> _What to do_:
Filter these entries so that only lines with the word "Sekretariat" remain.

Begin Records provided

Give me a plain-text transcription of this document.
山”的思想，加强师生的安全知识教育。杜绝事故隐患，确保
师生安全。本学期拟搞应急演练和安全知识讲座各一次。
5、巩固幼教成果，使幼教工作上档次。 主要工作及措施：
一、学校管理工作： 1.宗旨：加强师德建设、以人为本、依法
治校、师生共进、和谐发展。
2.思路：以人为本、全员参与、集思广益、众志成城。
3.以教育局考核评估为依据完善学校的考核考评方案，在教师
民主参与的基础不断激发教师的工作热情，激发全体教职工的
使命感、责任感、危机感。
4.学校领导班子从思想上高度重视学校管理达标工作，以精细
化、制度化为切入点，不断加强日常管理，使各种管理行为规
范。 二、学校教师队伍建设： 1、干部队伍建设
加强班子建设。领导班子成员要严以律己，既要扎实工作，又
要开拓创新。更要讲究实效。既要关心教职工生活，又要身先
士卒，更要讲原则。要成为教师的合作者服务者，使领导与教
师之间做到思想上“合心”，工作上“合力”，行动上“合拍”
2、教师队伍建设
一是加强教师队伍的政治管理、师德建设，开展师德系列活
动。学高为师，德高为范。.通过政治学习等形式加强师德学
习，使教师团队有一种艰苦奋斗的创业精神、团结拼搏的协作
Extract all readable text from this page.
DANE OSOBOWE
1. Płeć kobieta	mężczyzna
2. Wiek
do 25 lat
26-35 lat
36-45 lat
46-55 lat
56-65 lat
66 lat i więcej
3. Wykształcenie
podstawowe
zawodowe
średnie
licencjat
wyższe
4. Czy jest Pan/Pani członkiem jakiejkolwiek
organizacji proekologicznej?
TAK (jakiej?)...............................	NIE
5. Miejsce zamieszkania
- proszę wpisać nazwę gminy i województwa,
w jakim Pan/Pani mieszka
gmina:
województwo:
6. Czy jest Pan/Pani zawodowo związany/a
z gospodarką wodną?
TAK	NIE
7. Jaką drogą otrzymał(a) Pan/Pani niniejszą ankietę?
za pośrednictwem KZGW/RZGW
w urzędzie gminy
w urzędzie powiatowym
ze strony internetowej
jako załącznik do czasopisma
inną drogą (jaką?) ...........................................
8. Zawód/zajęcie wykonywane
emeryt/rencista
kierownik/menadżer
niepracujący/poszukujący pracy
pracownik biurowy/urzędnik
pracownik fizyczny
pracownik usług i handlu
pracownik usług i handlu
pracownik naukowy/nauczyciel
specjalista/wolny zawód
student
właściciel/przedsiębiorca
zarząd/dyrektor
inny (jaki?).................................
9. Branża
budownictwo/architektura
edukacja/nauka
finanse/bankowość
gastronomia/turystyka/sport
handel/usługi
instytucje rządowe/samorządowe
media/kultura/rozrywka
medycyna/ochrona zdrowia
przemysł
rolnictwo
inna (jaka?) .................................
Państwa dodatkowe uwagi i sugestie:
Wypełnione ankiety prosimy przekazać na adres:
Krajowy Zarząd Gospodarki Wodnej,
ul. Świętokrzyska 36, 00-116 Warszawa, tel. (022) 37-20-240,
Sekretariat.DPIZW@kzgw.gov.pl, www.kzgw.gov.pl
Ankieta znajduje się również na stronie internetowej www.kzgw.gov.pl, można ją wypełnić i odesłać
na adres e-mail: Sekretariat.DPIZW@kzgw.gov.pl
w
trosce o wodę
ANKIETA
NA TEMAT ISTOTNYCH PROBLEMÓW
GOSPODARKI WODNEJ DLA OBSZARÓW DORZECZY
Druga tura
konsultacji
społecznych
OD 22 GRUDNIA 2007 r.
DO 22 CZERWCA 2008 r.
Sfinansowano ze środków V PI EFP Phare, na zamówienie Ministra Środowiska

End Records provided

> _Expected output_:
Sekretariat.DPIZW@kzgw.gov.pl, www.kzgw.gov.pl
na adres e-mail: Sekretariat.DPIZW@kzgw.gov.pl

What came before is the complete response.